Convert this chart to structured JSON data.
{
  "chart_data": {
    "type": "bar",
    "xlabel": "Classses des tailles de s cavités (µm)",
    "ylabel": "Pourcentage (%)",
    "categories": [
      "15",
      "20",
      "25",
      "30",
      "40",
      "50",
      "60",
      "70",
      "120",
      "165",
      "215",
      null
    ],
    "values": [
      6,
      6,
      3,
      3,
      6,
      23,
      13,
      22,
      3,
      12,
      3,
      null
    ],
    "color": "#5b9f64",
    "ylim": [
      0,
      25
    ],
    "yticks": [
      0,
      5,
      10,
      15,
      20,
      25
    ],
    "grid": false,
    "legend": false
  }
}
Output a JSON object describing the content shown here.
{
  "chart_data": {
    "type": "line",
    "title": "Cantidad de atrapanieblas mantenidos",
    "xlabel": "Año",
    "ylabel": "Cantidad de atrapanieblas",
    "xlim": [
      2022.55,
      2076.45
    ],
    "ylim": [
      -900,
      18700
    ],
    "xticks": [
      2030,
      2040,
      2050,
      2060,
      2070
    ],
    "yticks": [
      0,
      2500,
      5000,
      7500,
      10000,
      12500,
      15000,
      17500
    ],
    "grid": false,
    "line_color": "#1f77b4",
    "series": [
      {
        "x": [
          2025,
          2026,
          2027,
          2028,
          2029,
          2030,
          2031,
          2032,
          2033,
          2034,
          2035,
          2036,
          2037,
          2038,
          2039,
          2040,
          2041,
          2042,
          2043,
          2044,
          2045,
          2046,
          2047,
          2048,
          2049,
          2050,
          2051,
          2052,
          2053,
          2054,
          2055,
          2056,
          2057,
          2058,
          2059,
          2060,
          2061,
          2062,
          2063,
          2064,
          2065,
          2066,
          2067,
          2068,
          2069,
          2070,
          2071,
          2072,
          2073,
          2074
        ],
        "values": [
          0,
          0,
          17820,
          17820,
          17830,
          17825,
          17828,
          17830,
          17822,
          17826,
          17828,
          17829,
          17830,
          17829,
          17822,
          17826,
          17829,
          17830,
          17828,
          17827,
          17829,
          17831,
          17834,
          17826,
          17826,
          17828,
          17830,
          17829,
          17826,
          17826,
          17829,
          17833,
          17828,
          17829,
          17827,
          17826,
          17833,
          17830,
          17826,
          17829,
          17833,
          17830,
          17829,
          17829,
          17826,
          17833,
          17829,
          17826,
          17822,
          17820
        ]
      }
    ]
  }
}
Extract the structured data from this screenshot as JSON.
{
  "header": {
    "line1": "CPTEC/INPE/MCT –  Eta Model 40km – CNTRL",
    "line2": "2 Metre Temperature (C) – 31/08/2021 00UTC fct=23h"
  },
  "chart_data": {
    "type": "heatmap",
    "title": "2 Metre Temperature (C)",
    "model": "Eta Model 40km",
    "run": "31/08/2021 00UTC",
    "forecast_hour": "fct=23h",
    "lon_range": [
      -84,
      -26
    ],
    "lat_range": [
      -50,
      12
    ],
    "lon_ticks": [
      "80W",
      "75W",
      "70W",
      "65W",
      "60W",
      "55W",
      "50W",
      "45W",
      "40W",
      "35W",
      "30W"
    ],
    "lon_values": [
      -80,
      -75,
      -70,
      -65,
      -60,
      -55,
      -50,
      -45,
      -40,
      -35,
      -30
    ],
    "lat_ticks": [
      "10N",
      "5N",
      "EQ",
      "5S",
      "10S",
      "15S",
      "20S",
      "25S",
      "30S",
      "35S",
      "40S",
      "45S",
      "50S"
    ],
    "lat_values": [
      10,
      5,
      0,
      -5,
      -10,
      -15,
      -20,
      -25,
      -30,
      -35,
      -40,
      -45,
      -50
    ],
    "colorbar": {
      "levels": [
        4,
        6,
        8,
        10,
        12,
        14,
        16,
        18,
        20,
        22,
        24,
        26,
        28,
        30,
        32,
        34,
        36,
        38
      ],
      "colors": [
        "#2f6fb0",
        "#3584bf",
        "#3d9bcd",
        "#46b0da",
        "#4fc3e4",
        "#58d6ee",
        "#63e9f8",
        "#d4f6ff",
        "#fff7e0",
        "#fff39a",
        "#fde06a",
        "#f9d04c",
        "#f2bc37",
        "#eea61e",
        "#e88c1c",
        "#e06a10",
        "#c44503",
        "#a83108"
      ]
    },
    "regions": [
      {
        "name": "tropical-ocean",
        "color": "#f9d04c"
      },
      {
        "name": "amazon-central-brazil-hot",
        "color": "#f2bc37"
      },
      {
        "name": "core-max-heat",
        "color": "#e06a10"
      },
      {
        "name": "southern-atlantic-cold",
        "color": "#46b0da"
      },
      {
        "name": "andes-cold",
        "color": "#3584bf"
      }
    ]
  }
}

_What the task requires_: Set down all of the data above, word for word.

_Completed exercise_:
Convert this chart to structured JSON data.
{
  "chart_data": {
    "type": "bar",
    "xlabel": "Classses des tailles de s cavités (µm)",
    "ylabel": "Pourcentage (%)",
    "categories": [
      "15",
      "20",
      "25",
      "30",
      "40",
      "50",
      "60",
      "70",
      "120",
      "165",
      "215",
      null
    ],
    "values": [
      6,
      6,
      3,
      3,
      6,
      23,
      13,
      22,
      3,
      12,
      3,
      null
    ],
    "color": "#5b9f64",
    "ylim": [
      0,
      25
    ],
    "yticks": [
      0,
      5,
      10,
      15,
      20,
      25
    ],
    "grid": false,
    "legend": false
  }
}
Output a JSON object describing the content shown here.
{
  "chart_data": {
    "type": "line",
    "title": "Cantidad de atrapanieblas mantenidos",
    "xlabel": "Año",
    "ylabel": "Cantidad de atrapanieblas",
    "xlim": [
      2022.55,
      2076.45
    ],
    "ylim": [
      -900,
      18700
    ],
    "xticks": [
      2030,
      2040,
      2050,
      2060,
      2070
    ],
    "yticks": [
      0,
      2500,
      5000,
      7500,
      10000,
      12500,
      15000,
      17500
    ],
    "grid": false,
    "line_color": "#1f77b4",
    "series": [
      {
        "x": [
          2025,
          2026,
          2027,
          2028,
          2029,
          2030,
          2031,
          2032,
          2033,
          2034,
          2035,
          2036,
          2037,
          2038,
          2039,
          2040,
          2041,
          2042,
          2043,
          2044,
          2045,
          2046,
          2047,
          2048,
          2049,
          2050,
          2051,
          2052,
          2053,
          2054,
          2055,
          2056,
          2057,
          2058,
          2059,
          2060,
          2061,
          2062,
          2063,
          2064,
          2065,
          2066,
          2067,
          2068,
          2069,
          2070,
          2071,
          2072,
          2073,
          2074
        ],
        "values": [
          0,
          0,
          17820,
          17820,
          17830,
          17825,
          17828,
          17830,
          17822,
          17826,
          17828,
          17829,
          17830,
          17829,
          17822,
          17826,
          17829,
          17830,
          17828,
          17827,
          17829,
          17831,
          17834,
          17826,
          17826,
          17828,
          17830,
          17829,
          17826,
          17826,
          17829,
          17833,
          17828,
          17829,
          17827,
          17826,
          17833,
          17830,
          17826,
          17829,
          17833,
          17830,
          17829,
          17829,
          17826,
          17833,
          17829,
          17826,
          17822,
          17820
        ]
      }
    ]
  }
}
Extract the structured data from this screenshot as JSON.
{
  "header": {
    "line1": "CPTEC/INPE/MCT –  Eta Model 40km – CNTRL",
    "line2": "2 Metre Temperature (C) – 31/08/2021 00UTC fct=23h"
  },
  "chart_data": {
    "type": "heatmap",
    "title": "2 Metre Temperature (C)",
    "model": "Eta Model 40km",
    "run": "31/08/2021 00UTC",
    "forecast_hour": "fct=23h",
    "lon_range": [
      -84,
      -26
    ],
    "lat_range": [
      -50,
      12
    ],
    "lon_ticks": [
      "80W",
      "75W",
      "70W",
      "65W",
      "60W",
      "55W",
      "50W",
      "45W",
      "40W",
      "35W",
      "30W"
    ],
    "lon_values": [
      -80,
      -75,
      -70,
      -65,
      -60,
      -55,
      -50,
      -45,
      -40,
      -35,
      -30
    ],
    "lat_ticks": [
      "10N",
      "5N",
      "EQ",
      "5S",
      "10S",
      "15S",
      "20S",
      "25S",
      "30S",
      "35S",
      "40S",
      "45S",
      "50S"
    ],
    "lat_values": [
      10,
      5,
      0,
      -5,
      -10,
      -15,
      -20,
      -25,
      -30,
      -35,
      -40,
      -45,
      -50
    ],
    "colorbar": {
      "levels": [
        4,
        6,
        8,
        10,
        12,
        14,
        16,
        18,
        20,
        22,
        24,
        26,
        28,
        30,
        32,
        34,
        36,
        38
      ],
      "colors": [
        "#2f6fb0",
        "#3584bf",
        "#3d9bcd",
        "#46b0da",
        "#4fc3e4",
        "#58d6ee",
        "#63e9f8",
        "#d4f6ff",
        "#fff7e0",
        "#fff39a",
        "#fde06a",
        "#f9d04c",
        "#f2bc37",
        "#eea61e",
        "#e88c1c",
        "#e06a10",
        "#c44503",
        "#a83108"
      ]
    },
    "regions": [
      {
        "name": "tropical-ocean",
        "color": "#f9d04c"
      },
      {
        "name": "amazon-central-brazil-hot",
        "color": "#f2bc37"
      },
      {
        "name": "core-max-heat",
        "color": "#e06a10"
      },
      {
        "name": "southern-atlantic-cold",
        "color": "#46b0da"
      },
      {
        "name": "andes-cold",
        "color": "#3584bf"
      }
    ]
  }
}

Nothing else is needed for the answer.